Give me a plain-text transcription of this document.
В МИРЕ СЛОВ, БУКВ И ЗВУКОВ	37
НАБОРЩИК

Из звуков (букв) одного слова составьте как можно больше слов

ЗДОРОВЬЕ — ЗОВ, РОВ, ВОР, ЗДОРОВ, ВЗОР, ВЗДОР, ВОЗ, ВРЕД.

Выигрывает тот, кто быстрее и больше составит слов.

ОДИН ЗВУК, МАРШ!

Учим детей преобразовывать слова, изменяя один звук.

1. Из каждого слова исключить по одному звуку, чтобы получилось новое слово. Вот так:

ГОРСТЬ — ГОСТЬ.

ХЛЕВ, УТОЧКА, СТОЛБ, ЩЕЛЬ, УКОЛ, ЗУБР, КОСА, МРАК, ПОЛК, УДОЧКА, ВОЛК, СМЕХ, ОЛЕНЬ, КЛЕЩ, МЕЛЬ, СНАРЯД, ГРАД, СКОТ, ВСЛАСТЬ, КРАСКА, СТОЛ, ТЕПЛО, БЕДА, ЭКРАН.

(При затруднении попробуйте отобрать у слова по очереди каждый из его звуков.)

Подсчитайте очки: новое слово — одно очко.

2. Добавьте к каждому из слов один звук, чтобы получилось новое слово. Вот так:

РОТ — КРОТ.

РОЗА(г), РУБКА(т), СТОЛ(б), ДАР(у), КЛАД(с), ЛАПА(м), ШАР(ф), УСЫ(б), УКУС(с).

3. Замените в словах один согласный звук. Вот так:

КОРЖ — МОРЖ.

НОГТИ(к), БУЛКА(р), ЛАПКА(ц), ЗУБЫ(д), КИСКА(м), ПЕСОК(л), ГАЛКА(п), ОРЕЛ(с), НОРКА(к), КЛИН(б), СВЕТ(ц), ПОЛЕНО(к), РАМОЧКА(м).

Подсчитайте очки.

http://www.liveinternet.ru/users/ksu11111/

----------------------------------------

= The exercise =
Using the entries above, return each line that includes the word "получилось".

= Exercise response =
1. Из каждого слова исключить по одному звуку, чтобы получилось новое слово. Вот так:
2. Добавьте к каждому из слов один звук, чтобы получилось новое слово. Вот так:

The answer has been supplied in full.